Stored data>
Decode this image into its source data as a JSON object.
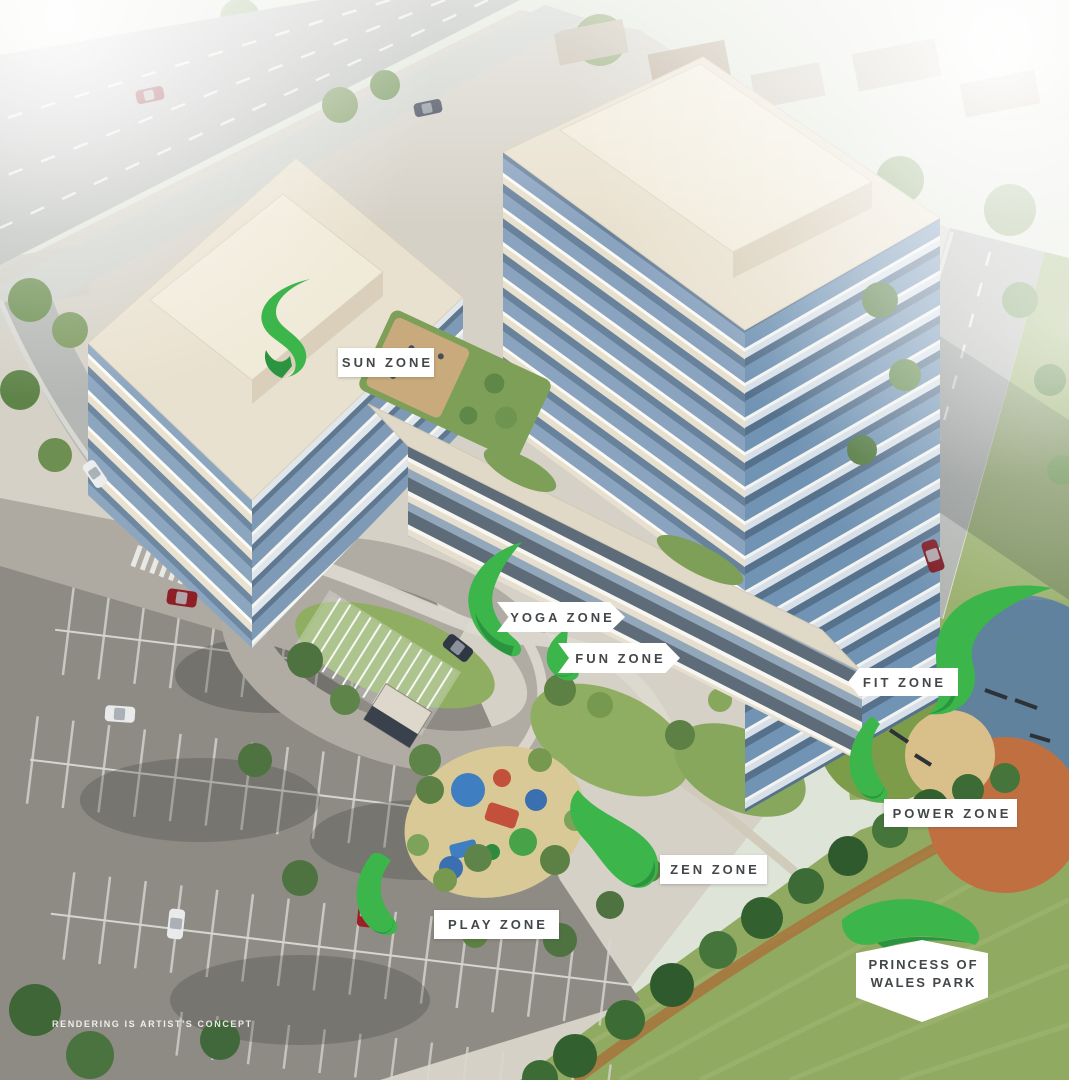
{
  "zone_labels": {
    "sun": "SUN ZONE",
    "yoga": "YOGA ZONE",
    "fun": "FUN ZONE",
    "fit": "FIT ZONE",
    "power": "POWER ZONE",
    "zen": "ZEN ZONE",
    "play": "PLAY ZONE"
  },
  "park_label": {
    "line1": "PRINCESS OF",
    "line2": "WALES PARK"
  },
  "disclaimer": "RENDERING IS ARTIST'S CONCEPT",
  "colors": {
    "ribbon_green": "#3cb54a",
    "ribbon_green_dark": "#2a9440",
    "label_background": "#ffffff",
    "label_text": "#43474a"
  }
}
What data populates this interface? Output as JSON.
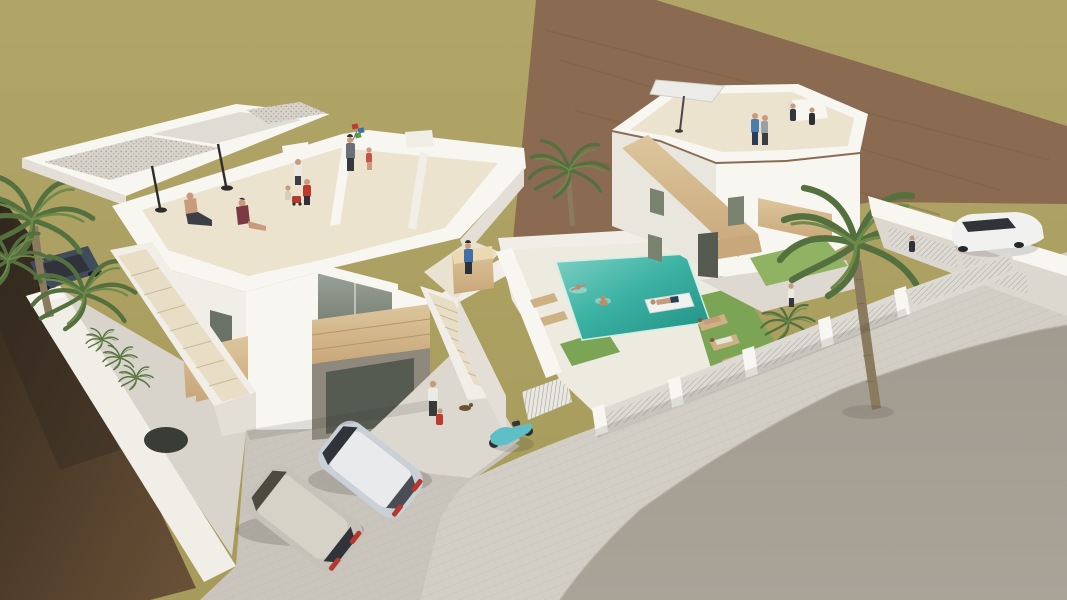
{
  "scene": {
    "description": "Aerial 3D architectural rendering of two modern white villas with rooftop terraces and people, external staircases with wooden accents, a turquoise swimming pool with swimmers and a float, sun loungers on lawns, palm trees, parked cars, a teal scooter, white perimeter walls with lattice fences, a cobbled sidewalk and a wide gray street in front, olive-green empty field and brown dirt strip behind",
    "objects": {
      "left_villa": "white villa with rooftop terrace, closed parasols, seated couple and playing children",
      "right_villa": "white villa with hexagonal rooftop terrace, white parasol and standing people",
      "pool": "turquoise pool with two swimmers and person on white float",
      "vehicles": [
        "silver hatchback",
        "beige van",
        "dark blue car",
        "white car",
        "teal scooter"
      ],
      "vegetation": [
        "large palm tree",
        "small pool palm",
        "left palm cluster",
        "shrubs"
      ],
      "ground": [
        "olive field",
        "brown dirt strip",
        "dark soil",
        "cobbled sidewalk",
        "asphalt road",
        "green lawns"
      ]
    }
  },
  "palette": {
    "field": "#a79b5b",
    "fieldLight": "#b0a467",
    "dirtStrip": "#8a6a50",
    "dirtLine": "#7a5c44",
    "soilDark": "#33281c",
    "soilLight": "#6b5238",
    "road": "#a29b90",
    "roadLight": "#aaa398",
    "sidewalk": "#d2cec5",
    "paverLine": "#b4afa5",
    "cobble": "#c9c5bc",
    "whiteBright": "#f8f6f1",
    "whiteLit": "#f1eee7",
    "whiteShade": "#e3dfd7",
    "whiteDeep": "#c9c4ba",
    "recess": "#8f897d",
    "terrace": "#ece3cf",
    "tread": "#e8dec6",
    "treadLine": "#c9bb9c",
    "wood": "#ddc69c",
    "woodLight": "#ecd9b4",
    "woodDark": "#c8a77a",
    "glass": "#79816f",
    "glassDark": "#565b52",
    "gravel": "#d7d3ca",
    "gravelDot": "#a9a49a",
    "pool": "#3db3a4",
    "poolLight": "#7fd0c4",
    "poolDeep": "#1f8f83",
    "lawn": "#7ca455",
    "lawnLight": "#8fb363",
    "palm": "#55703f",
    "palmLight": "#6d8a4a",
    "trunk": "#8a7a5e",
    "skin": "#c99b7d",
    "red": "#bf3a2c",
    "blue": "#4d7cb0",
    "navy": "#2e3d55",
    "darkCloth": "#33363c",
    "grayCloth": "#9aa0a6",
    "whiteCloth": "#eceae4",
    "wine": "#7a3b43",
    "scooter": "#5fbfc6",
    "carSilver": "#c9d0d6",
    "carSilverTop": "#e8eaec",
    "carVan": "#c6c2ba",
    "carBlue": "#3f4c5c",
    "carWhite": "#f1f2f0",
    "carWindow": "#30343a",
    "tailRed": "#b5372e",
    "umbrella": "#2f2d2b",
    "parasol": "#ebebe7",
    "fencePanel": "#dcdad3",
    "fenceLine": "#9b968c",
    "courtyard": "#d8d4cb",
    "shadow": "#2a2620"
  }
}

Problem to solve> Look over the listing above. Pick out and copy every line that includes "lawns".

Finished task>
    "description": "Aerial 3D architectural rendering of two modern white villas with rooftop terraces and people, external staircases with wooden accents, a turquoise swimming pool with swimmers and a float, sun loungers on lawns, palm trees, parked cars, a teal scooter, white perimeter walls with lattice fences, a cobbled sidewalk and a wide gray street in front, olive-green empty field and brown dirt strip behind",
        "green lawns"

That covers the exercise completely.